■ **EXERCISE PROMPT**:
Every line of the records must be repeated exactly; pictures stay out.

── EXERCISE INPUT

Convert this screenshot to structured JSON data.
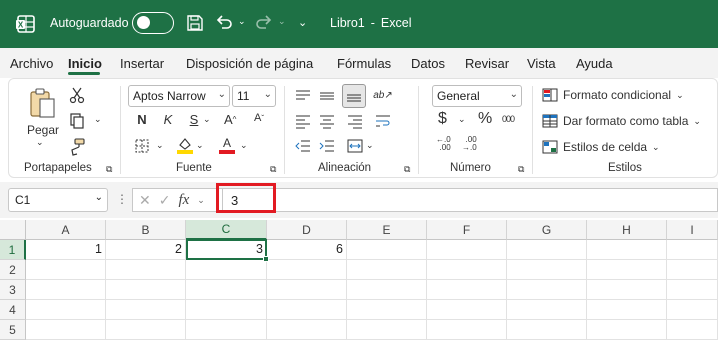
{
  "titlebar": {
    "autosave_label": "Autoguardado",
    "doc_title": "Libro1",
    "separator": "-",
    "app_name": "Excel"
  },
  "tabs": [
    "Archivo",
    "Inicio",
    "Insertar",
    "Disposición de página",
    "Fórmulas",
    "Datos",
    "Revisar",
    "Vista",
    "Ayuda"
  ],
  "ribbon": {
    "clipboard": {
      "paste_label": "Pegar",
      "group_label": "Portapapeles"
    },
    "font": {
      "font_name": "Aptos Narrow",
      "font_size": "11",
      "bold": "N",
      "italic": "K",
      "underline": "S",
      "group_label": "Fuente"
    },
    "alignment": {
      "group_label": "Alineación"
    },
    "number": {
      "format": "General",
      "currency": "$",
      "percent": "%",
      "group_label": "Número"
    },
    "styles": {
      "conditional_format": "Formato condicional",
      "format_as_table": "Dar formato como tabla",
      "cell_styles": "Estilos de celda",
      "group_label": "Estilos"
    }
  },
  "formula_bar": {
    "name_box": "C1",
    "fx": "fx",
    "content": "3"
  },
  "grid": {
    "columns": [
      "A",
      "B",
      "C",
      "D",
      "E",
      "F",
      "G",
      "H",
      "I"
    ],
    "rows": [
      "1",
      "2",
      "3",
      "4",
      "5"
    ],
    "cells": {
      "A1": "1",
      "B1": "2",
      "C1": "3",
      "D1": "6"
    }
  },
  "colors": {
    "accent": "#1e7145",
    "highlight_box": "#e21a22",
    "fill_yellow": "#ffd800",
    "font_red": "#e21a22"
  }
}
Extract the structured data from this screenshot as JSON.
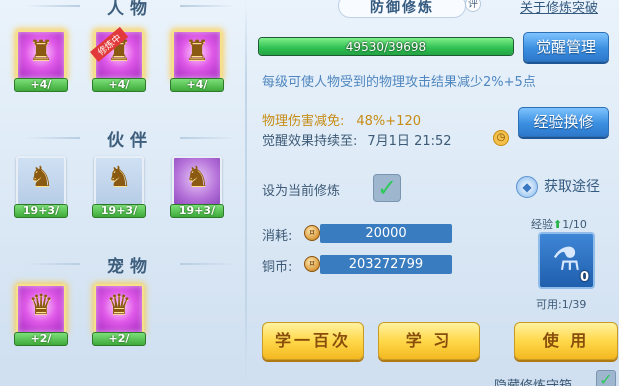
{
  "left": {
    "sections": {
      "characters": "人物",
      "partners": "伙伴",
      "pets": "宠物"
    },
    "characters": [
      {
        "count": "+4/",
        "icon": "warrior-statue-icon",
        "ribbon": ""
      },
      {
        "count": "+4/",
        "icon": "warrior-statue-icon",
        "ribbon": "修炼中"
      },
      {
        "count": "+4/",
        "icon": "warrior-statue-icon",
        "ribbon": ""
      }
    ],
    "partners": [
      {
        "count": "19+3/",
        "icon": "lion-warrior-icon"
      },
      {
        "count": "19+3/",
        "icon": "lion-warrior-icon"
      },
      {
        "count": "19+3/",
        "icon": "lion-warrior-icon"
      }
    ],
    "pets": [
      {
        "count": "+2/",
        "icon": "cat-pet-icon"
      },
      {
        "count": "+2/",
        "icon": "cat-pet-icon"
      }
    ]
  },
  "header": {
    "tag": "防御修炼",
    "eval_badge": "评",
    "breakthrough_link": "关于修炼突破"
  },
  "progress": {
    "text": "49530/39698",
    "fraction": 1.0
  },
  "buttons": {
    "awaken_manage": "觉醒管理",
    "exp_exchange": "经验换修",
    "learn_100": "学一百次",
    "learn": "学 习",
    "use": "使 用"
  },
  "description": "每级可使人物受到的物理攻击结果减少2%+5点",
  "stats": {
    "phys_reduce_label": "物理伤害减免:",
    "phys_reduce_value": "48%+120",
    "awaken_duration_label": "觉醒效果持续至:",
    "awaken_duration_value": "7月1日 21:52"
  },
  "set_current": {
    "label": "设为当前修炼",
    "checked": true
  },
  "get_way": "获取途径",
  "cost": {
    "consume_label": "消耗:",
    "consume_value": "20000",
    "coins_label": "铜币:",
    "coins_value": "203272799"
  },
  "exp_item": {
    "label": "经验",
    "count": "1/10",
    "stack": "0",
    "usable": "可用:1/39"
  },
  "bottom": {
    "hide_label": "隐藏修炼守箱"
  },
  "colors": {
    "accent_blue": "#3b8fe0",
    "button_yellow": "#ffd84a",
    "progress_green": "#2fbf52",
    "gold_text": "#c78c14"
  }
}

────

■ **RESULT OF THIS EXERCISE**:
Convert this screenshot to structured JSON data.
{
  "titlebar": {
    "autosave_label": "Autoguardado",
    "doc_title": "Libro1",
    "separator": "-",
    "app_name": "Excel"
  },
  "tabs": [
    "Archivo",
    "Inicio",
    "Insertar",
    "Disposición de página",
    "Fórmulas",
    "Datos",
    "Revisar",
    "Vista",
    "Ayuda"
  ],
  "ribbon": {
    "clipboard": {
      "paste_label": "Pegar",
      "group_label": "Portapapeles"
    },
    "font": {
      "font_name": "Aptos Narrow",
      "font_size": "11",
      "bold": "N",
      "italic": "K",
      "underline": "S",
      "group_label": "Fuente"
    },
    "alignment": {
      "group_label": "Alineación"
    },
    "number": {
      "format": "General",
      "currency": "$",
      "percent": "%",
      "group_label": "Número"
    },
    "styles": {
      "conditional_format": "Formato condicional",
      "format_as_table": "Dar formato como tabla",
      "cell_styles": "Estilos de celda",
      "group_label": "Estilos"
    }
  },
  "formula_bar": {
    "name_box": "C1",
    "fx": "fx",
    "content": "3"
  },
  "grid": {
    "columns": [
      "A",
      "B",
      "C",
      "D",
      "E",
      "F",
      "G",
      "H",
      "I"
    ],
    "rows": [
      "1",
      "2",
      "3",
      "4",
      "5"
    ],
    "cells": {
      "A1": "1",
      "B1": "2",
      "C1": "3",
      "D1": "6"
    }
  },
  "colors": {
    "accent": "#1e7145",
    "highlight_box": "#e21a22",
    "fill_yellow": "#ffd800",
    "font_red": "#e21a22"
  }
}
Extract the structured data from this screenshot as JSON.
{
  "left": {
    "sections": {
      "characters": "人物",
      "partners": "伙伴",
      "pets": "宠物"
    },
    "characters": [
      {
        "count": "+4/",
        "icon": "warrior-statue-icon",
        "ribbon": ""
      },
      {
        "count": "+4/",
        "icon": "warrior-statue-icon",
        "ribbon": "修炼中"
      },
      {
        "count": "+4/",
        "icon": "warrior-statue-icon",
        "ribbon": ""
      }
    ],
    "partners": [
      {
        "count": "19+3/",
        "icon": "lion-warrior-icon"
      },
      {
        "count": "19+3/",
        "icon": "lion-warrior-icon"
      },
      {
        "count": "19+3/",
        "icon": "lion-warrior-icon"
      }
    ],
    "pets": [
      {
        "count": "+2/",
        "icon": "cat-pet-icon"
      },
      {
        "count": "+2/",
        "icon": "cat-pet-icon"
      }
    ]
  },
  "header": {
    "tag": "防御修炼",
    "eval_badge": "评",
    "breakthrough_link": "关于修炼突破"
  },
  "progress": {
    "text": "49530/39698",
    "fraction": 1.0
  },
  "buttons": {
    "awaken_manage": "觉醒管理",
    "exp_exchange": "经验换修",
    "learn_100": "学一百次",
    "learn": "学 习",
    "use": "使 用"
  },
  "description": "每级可使人物受到的物理攻击结果减少2%+5点",
  "stats": {
    "phys_reduce_label": "物理伤害减免:",
    "phys_reduce_value": "48%+120",
    "awaken_duration_label": "觉醒效果持续至:",
    "awaken_duration_value": "7月1日 21:52"
  },
  "set_current": {
    "label": "设为当前修炼",
    "checked": true
  },
  "get_way": "获取途径",
  "cost": {
    "consume_label": "消耗:",
    "consume_value": "20000",
    "coins_label": "铜币:",
    "coins_value": "203272799"
  },
  "exp_item": {
    "label": "经验",
    "count": "1/10",
    "stack": "0",
    "usable": "可用:1/39"
  },
  "bottom": {
    "hide_label": "隐藏修炼守箱"
  },
  "colors": {
    "accent_blue": "#3b8fe0",
    "button_yellow": "#ffd84a",
    "progress_green": "#2fbf52",
    "gold_text": "#c78c14"
  }
}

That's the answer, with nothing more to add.